◆ Collected data entries:
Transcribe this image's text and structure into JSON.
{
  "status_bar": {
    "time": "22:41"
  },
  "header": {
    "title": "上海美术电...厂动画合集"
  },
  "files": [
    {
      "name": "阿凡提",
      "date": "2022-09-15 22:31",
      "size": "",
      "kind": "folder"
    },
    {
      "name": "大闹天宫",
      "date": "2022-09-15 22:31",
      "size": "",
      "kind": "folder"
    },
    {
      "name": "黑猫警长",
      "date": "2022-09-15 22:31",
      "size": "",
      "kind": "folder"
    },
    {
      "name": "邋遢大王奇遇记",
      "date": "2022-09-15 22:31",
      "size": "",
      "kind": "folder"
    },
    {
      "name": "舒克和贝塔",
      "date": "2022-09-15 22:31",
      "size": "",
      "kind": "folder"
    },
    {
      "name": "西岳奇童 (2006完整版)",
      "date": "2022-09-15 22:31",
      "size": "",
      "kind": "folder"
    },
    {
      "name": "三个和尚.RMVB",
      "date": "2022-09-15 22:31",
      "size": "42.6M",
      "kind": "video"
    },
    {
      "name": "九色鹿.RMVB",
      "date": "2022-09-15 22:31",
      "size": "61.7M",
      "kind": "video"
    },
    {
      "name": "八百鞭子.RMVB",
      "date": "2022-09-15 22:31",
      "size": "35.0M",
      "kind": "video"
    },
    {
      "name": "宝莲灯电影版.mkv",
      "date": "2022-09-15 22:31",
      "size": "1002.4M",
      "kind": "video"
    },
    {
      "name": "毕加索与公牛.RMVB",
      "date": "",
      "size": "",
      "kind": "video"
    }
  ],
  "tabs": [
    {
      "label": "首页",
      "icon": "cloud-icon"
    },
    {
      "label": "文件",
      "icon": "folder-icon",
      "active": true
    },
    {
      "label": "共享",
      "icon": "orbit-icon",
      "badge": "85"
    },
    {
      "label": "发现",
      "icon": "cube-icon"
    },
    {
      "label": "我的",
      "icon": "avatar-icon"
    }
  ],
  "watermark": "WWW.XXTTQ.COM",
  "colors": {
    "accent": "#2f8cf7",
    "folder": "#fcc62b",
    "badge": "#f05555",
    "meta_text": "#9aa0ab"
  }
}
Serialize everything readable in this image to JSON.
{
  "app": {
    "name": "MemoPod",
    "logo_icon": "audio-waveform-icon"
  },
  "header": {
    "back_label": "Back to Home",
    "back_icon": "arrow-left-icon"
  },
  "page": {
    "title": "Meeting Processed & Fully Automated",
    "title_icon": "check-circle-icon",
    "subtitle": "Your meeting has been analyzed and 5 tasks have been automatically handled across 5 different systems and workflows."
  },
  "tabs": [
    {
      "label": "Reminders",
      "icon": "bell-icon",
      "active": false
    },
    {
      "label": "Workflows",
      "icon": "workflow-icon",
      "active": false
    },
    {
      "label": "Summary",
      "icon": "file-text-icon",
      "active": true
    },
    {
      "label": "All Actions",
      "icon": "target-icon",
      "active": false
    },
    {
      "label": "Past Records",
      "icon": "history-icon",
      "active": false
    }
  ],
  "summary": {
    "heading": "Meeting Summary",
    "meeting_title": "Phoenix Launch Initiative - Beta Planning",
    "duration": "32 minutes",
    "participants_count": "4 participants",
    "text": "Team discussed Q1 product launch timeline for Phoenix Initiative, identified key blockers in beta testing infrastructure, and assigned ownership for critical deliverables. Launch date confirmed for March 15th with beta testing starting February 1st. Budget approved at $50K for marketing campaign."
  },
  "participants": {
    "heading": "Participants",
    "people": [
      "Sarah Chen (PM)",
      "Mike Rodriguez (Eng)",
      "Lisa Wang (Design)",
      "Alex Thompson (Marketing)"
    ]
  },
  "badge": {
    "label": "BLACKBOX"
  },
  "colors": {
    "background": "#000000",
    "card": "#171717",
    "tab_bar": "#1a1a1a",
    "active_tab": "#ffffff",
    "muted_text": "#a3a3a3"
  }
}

◆ WHAT IS ASKED: From the data above, copy each line that holds "Launch".

◆ SOLVED PROBLEM:
    "meeting_title": "Phoenix Launch Initiative - Beta Planning",
    "text": "Team discussed Q1 product launch timeline for Phoenix Initiative, identified key blockers in beta testing infrastructure, and assigned ownership for critical deliverables. Launch date confirmed for March 15th with beta testing starting February 1st. Budget approved at $50K for marketing campaign."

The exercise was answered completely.